- _DATA TO PROCESS_

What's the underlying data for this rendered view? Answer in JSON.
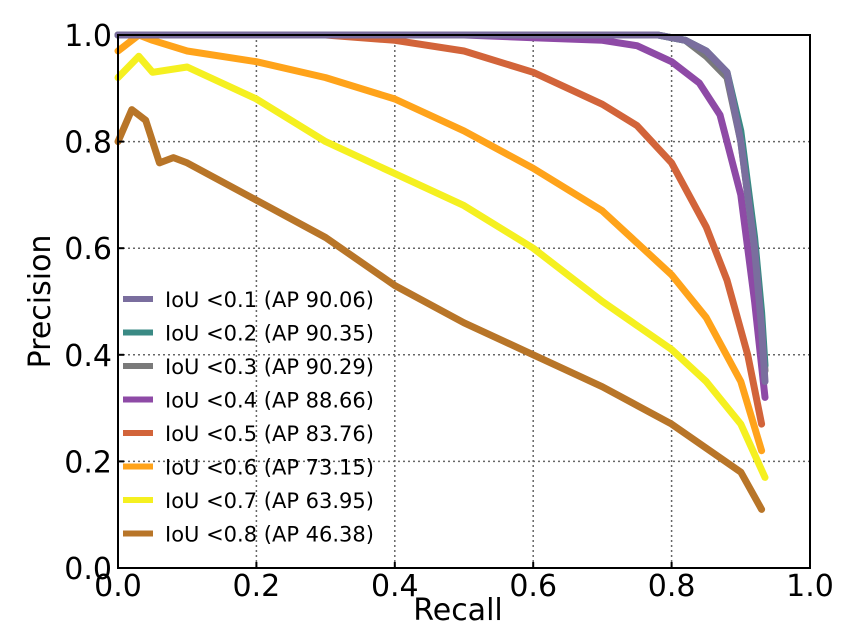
{
  "chart_data": {
    "type": "line",
    "title": "",
    "xlabel": "Recall",
    "ylabel": "Precision",
    "xlim": [
      0.0,
      1.0
    ],
    "ylim": [
      0.0,
      1.0
    ],
    "xticks": [
      "0.0",
      "0.2",
      "0.4",
      "0.6",
      "0.8",
      "1.0"
    ],
    "yticks": [
      "0.0",
      "0.2",
      "0.4",
      "0.6",
      "0.8",
      "1.0"
    ],
    "grid": true,
    "legend_position": "lower-left",
    "series": [
      {
        "name": "IoU <0.1 (AP 90.06)",
        "color": "#7a6e9e",
        "x": [
          0.0,
          0.05,
          0.2,
          0.4,
          0.6,
          0.7,
          0.78,
          0.82,
          0.85,
          0.88,
          0.9,
          0.92,
          0.93,
          0.935
        ],
        "y": [
          1.0,
          1.0,
          1.0,
          1.0,
          1.0,
          1.0,
          1.0,
          0.99,
          0.97,
          0.93,
          0.8,
          0.6,
          0.45,
          0.35
        ]
      },
      {
        "name": "IoU <0.2 (AP 90.35)",
        "color": "#3a8a84",
        "x": [
          0.0,
          0.05,
          0.2,
          0.4,
          0.6,
          0.7,
          0.78,
          0.82,
          0.85,
          0.88,
          0.9,
          0.92,
          0.93,
          0.935
        ],
        "y": [
          1.0,
          1.0,
          1.0,
          1.0,
          1.0,
          1.0,
          1.0,
          0.99,
          0.97,
          0.93,
          0.82,
          0.62,
          0.48,
          0.38
        ]
      },
      {
        "name": "IoU <0.3 (AP 90.29)",
        "color": "#7a7a7a",
        "x": [
          0.0,
          0.05,
          0.2,
          0.4,
          0.6,
          0.7,
          0.78,
          0.82,
          0.85,
          0.88,
          0.9,
          0.92,
          0.93,
          0.935
        ],
        "y": [
          1.0,
          1.0,
          1.0,
          1.0,
          1.0,
          1.0,
          1.0,
          0.99,
          0.96,
          0.92,
          0.8,
          0.6,
          0.46,
          0.37
        ]
      },
      {
        "name": "IoU <0.4 (AP 88.66)",
        "color": "#8e4aa6",
        "x": [
          0.0,
          0.05,
          0.2,
          0.4,
          0.5,
          0.6,
          0.7,
          0.75,
          0.8,
          0.84,
          0.87,
          0.9,
          0.92,
          0.935
        ],
        "y": [
          1.0,
          1.0,
          1.0,
          1.0,
          1.0,
          0.995,
          0.99,
          0.98,
          0.95,
          0.91,
          0.85,
          0.7,
          0.5,
          0.32
        ]
      },
      {
        "name": "IoU <0.5 (AP 83.76)",
        "color": "#d2643a",
        "x": [
          0.0,
          0.05,
          0.2,
          0.3,
          0.4,
          0.5,
          0.6,
          0.7,
          0.75,
          0.8,
          0.85,
          0.88,
          0.91,
          0.93
        ],
        "y": [
          1.0,
          1.0,
          1.0,
          1.0,
          0.99,
          0.97,
          0.93,
          0.87,
          0.83,
          0.76,
          0.64,
          0.54,
          0.4,
          0.27
        ]
      },
      {
        "name": "IoU <0.6 (AP 73.15)",
        "color": "#ffa31a",
        "x": [
          0.0,
          0.03,
          0.05,
          0.1,
          0.2,
          0.3,
          0.4,
          0.5,
          0.6,
          0.7,
          0.8,
          0.85,
          0.9,
          0.93
        ],
        "y": [
          0.97,
          1.0,
          0.99,
          0.97,
          0.95,
          0.92,
          0.88,
          0.82,
          0.75,
          0.67,
          0.55,
          0.47,
          0.35,
          0.22
        ]
      },
      {
        "name": "IoU <0.7 (AP 63.95)",
        "color": "#f5f020",
        "x": [
          0.0,
          0.03,
          0.05,
          0.1,
          0.2,
          0.3,
          0.4,
          0.5,
          0.6,
          0.7,
          0.8,
          0.85,
          0.9,
          0.935
        ],
        "y": [
          0.92,
          0.96,
          0.93,
          0.94,
          0.88,
          0.8,
          0.74,
          0.68,
          0.6,
          0.5,
          0.41,
          0.35,
          0.27,
          0.17
        ]
      },
      {
        "name": "IoU <0.8 (AP 46.38)",
        "color": "#b87528",
        "x": [
          0.0,
          0.02,
          0.04,
          0.06,
          0.08,
          0.1,
          0.2,
          0.3,
          0.4,
          0.5,
          0.6,
          0.7,
          0.8,
          0.9,
          0.93
        ],
        "y": [
          0.8,
          0.86,
          0.84,
          0.76,
          0.77,
          0.76,
          0.69,
          0.62,
          0.53,
          0.46,
          0.4,
          0.34,
          0.27,
          0.18,
          0.11
        ]
      }
    ]
  }
}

- _WHAT THIS TASK INVOLVES_
Report the number of lines in the entries above that include the word "name" and add nothing to it.

- _ANSWER TO THIS TASK_
8